- [Compiti dell'esercizio]:
a. Traduci in inglese questa frase della riflessione su Maria, donna del pane: «Sotto, quindi, la paglia per le bestie.»
b. Nella riflessione su Maria, donna del pane, riscrivi in forma più breve il paragrafo che inizia con «Maria aveva capito bene il suo ruolo», mantenendone i fatti principali.
c. Prosegui la riflessione su Maria, donna del pane, partendo dopo la sua ultima frase.

- [Brano scelto]:
▬▬▬▬▬▬▬▬▬▬

Maria, donna del pane
«Lo depose nella mangiatoia».
Nel giro di poche righe, la parola mangiatoia è
ripetuta tre volte. La qual cosa, tenuto conto dello stile di Luca,
insospettisce non poco.
L'evangelista allude: non c'è dubbio. Lui, il
pittore, vuole ritrarre Maria nell' atteggiamento di chi riempie il
cestino vuoto della mensa. Se è vero che nella mangiatoia si mette
il pasto per gli animali, non è difficile leggere in quella
collocazione l' intendimento di presentare Gesù, fin dal suo primo
apparire, come cibo del mondo. Anzi, come il pane del mondo.
Sotto, quindi, la paglia per le bestie.
Sopra la paglia, il grano macinato e cotto per gli
uomini. Sulla mangiatoia, avvolto in fasce come in candida tovaglia,
il pane vivo disceso dal cielo.
Accanto alla mangiatoia, come dinanzi a un
tabernacolo, la fornaia di quel pane.
Maria aveva capito bene il suo ruolo fin da quando si
era vista condotta dalla Provvidenza a partorire lontano dal suo
paese, lì a Betlem: che vuol dire, appunto, casa del pane.
Per questo, nella notte del rifiuto, ha usato la
mangiatoia come il canestro di una mensa. Quasi per anticipare, con
quel gesto profetico, l'invito che Gesù, nella notte del tradimento,
avrebbe rivolto al mondo intero: «Prendete e mangiatene tutti:
questo è il mio corpo offerto in sacrificio per voi». Maria,
portatrice di pane, dunque. E non solo di quello spirituale.
Deformeremmo la sua figura se la sottraessimo alla
preoccupazione umana di chi si affatica per non lasciare vuota la
mensa di casa sua. Sì, ella ha tribolato per il pane materiale. E
qualche volta, quando non riusciva a procurarselo, forse avrà pianto
in segreto. Come quell'altra Maria, povera donna, che abita in un
sottano con una nidiata di figli e col marito disoccupato, e, per
insolvenza, non le fanno più credito neppure al negozio di generi
alimentari.

▬▬▬▬▬▬▬▬▬▬

- [Sezione dati]:
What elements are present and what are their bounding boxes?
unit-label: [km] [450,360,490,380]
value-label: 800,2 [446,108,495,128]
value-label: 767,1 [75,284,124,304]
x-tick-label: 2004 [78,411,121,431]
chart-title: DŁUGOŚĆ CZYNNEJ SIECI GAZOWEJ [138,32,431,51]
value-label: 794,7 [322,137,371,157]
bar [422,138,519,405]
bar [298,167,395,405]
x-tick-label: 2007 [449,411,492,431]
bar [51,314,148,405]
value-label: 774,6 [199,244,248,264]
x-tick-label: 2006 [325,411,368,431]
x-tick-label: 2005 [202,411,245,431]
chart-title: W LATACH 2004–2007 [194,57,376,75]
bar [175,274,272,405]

▬▬▬▬▬▬▬▬▬▬

- [Soluzioni dell'esercizio]:
a. Below, then, the straw for the animals.

b. Maria comprese il suo ruolo quando la Provvidenza la condusse a partorire lontano dal suo paese, a Betlem, nome che significa «casa del pane».

c.
Gesù deve aver letto negli occhi splendenti di sua
madre il tormento del pane quando manca, e l'estasi del suo aroma
quando, caldo di cenere, si sbriciola sulla tovaglia in un arcipelago
di croste.
Per questo c'è nel Vangelo tanto tripudio di pane,
che dividendosi si moltiplica, e passando di mano in mano sazia la
fame dei poveri adagiati sull'erba, e trabocca nella rimanenza di
dodici sporte.
Per questo, al centro della preghiera da rivolgere al
Padre, Gesù ha inserito la richiesta del pane quotidiano. E ha
lasciato a noi la formula per implorare dalla Madre la grazia di una
sua giusta distribuzione, in modo che nessuno dei figli rimanga a
digiuno.
Santa
Maria, donna del pane, chi sa quante volte all'interno della casa di
Nazaret hai sperimentato pure tu la povertà della mensa, che avresti
voluto meno indegna del Figlio di Dio. E, come tutte le madri della
terra preoccupate di preservare dagli stenti l'adolescenza delle
proprie creature, ti sei adattata alle fatiche più pesanti perché a
Gesù non mancasse, sulla tavola, una scodella di legumi e, nelle
sacche della sua tunica, un pugno di fichi.
Pane di sudore, il tuo. Di sudore, e non di rendita.
Come anche quello di Giuseppe, del resto. Il quale, nella bottega di
falegname, era tutto contento quando dava gli ultimi ritocchi a una
panca che avrebbe barattato con una bisaccia di grano. E nei giorni
del forno, quando il profumo caldo di focacce superava quello delle
vernici, ti sentiva cantare dall'altra parte, mentre Gesù,
osservandoti attorno alla madia, dava anche lui gli ultimi ritocchi
alle sue parabole future: «Il Regno dei Cieli è simile al
lievito che una donna prende e impasta con tre misure di farina...».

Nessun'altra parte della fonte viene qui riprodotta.